What to produce:
Present the following data again exactly as it is shown.

[Rows from a dataset]
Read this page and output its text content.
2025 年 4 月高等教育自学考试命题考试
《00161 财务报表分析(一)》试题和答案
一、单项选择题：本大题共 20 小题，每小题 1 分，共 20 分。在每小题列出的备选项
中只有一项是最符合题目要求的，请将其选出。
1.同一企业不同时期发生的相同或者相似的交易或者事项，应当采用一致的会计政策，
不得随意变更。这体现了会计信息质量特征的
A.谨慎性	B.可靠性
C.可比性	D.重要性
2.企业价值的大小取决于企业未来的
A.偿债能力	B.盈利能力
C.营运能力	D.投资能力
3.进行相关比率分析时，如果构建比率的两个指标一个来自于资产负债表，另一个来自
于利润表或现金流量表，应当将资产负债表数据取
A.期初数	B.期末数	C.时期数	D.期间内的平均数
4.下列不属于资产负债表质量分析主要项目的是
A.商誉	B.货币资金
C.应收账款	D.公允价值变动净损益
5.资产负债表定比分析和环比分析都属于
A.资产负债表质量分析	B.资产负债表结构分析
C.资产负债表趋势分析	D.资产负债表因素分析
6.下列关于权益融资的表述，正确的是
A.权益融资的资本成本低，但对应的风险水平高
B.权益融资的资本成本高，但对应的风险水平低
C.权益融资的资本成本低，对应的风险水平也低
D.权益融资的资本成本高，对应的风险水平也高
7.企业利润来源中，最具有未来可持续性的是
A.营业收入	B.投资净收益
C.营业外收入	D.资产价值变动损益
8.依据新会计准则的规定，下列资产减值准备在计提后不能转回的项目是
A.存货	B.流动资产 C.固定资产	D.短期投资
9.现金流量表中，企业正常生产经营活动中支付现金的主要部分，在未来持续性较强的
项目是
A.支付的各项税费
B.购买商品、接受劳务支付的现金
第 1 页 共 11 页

Exercise response:
Read this page and output its text content.
2025 年 4 月高等教育自学考试命题考试
《00161 财务报表分析(一)》试题和答案
一、单项选择题：本大题共 20 小题，每小题 1 分，共 20 分。在每小题列出的备选项
中只有一项是最符合题目要求的，请将其选出。
1.同一企业不同时期发生的相同或者相似的交易或者事项，应当采用一致的会计政策，
不得随意变更。这体现了会计信息质量特征的
A.谨慎性	B.可靠性
C.可比性	D.重要性
2.企业价值的大小取决于企业未来的
A.偿债能力	B.盈利能力
C.营运能力	D.投资能力
3.进行相关比率分析时，如果构建比率的两个指标一个来自于资产负债表，另一个来自
于利润表或现金流量表，应当将资产负债表数据取
A.期初数	B.期末数	C.时期数	D.期间内的平均数
4.下列不属于资产负债表质量分析主要项目的是
A.商誉	B.货币资金
C.应收账款	D.公允价值变动净损益
5.资产负债表定比分析和环比分析都属于
A.资产负债表质量分析	B.资产负债表结构分析
C.资产负债表趋势分析	D.资产负债表因素分析
6.下列关于权益融资的表述，正确的是
A.权益融资的资本成本低，但对应的风险水平高
B.权益融资的资本成本高，但对应的风险水平低
C.权益融资的资本成本低，对应的风险水平也低
D.权益融资的资本成本高，对应的风险水平也高
7.企业利润来源中，最具有未来可持续性的是
A.营业收入	B.投资净收益
C.营业外收入	D.资产价值变动损益
8.依据新会计准则的规定，下列资产减值准备在计提后不能转回的项目是
A.存货	B.流动资产 C.固定资产	D.短期投资
9.现金流量表中，企业正常生产经营活动中支付现金的主要部分，在未来持续性较强的
项目是
A.支付的各项税费
B.购买商品、接受劳务支付的现金
第 1 页 共 11 页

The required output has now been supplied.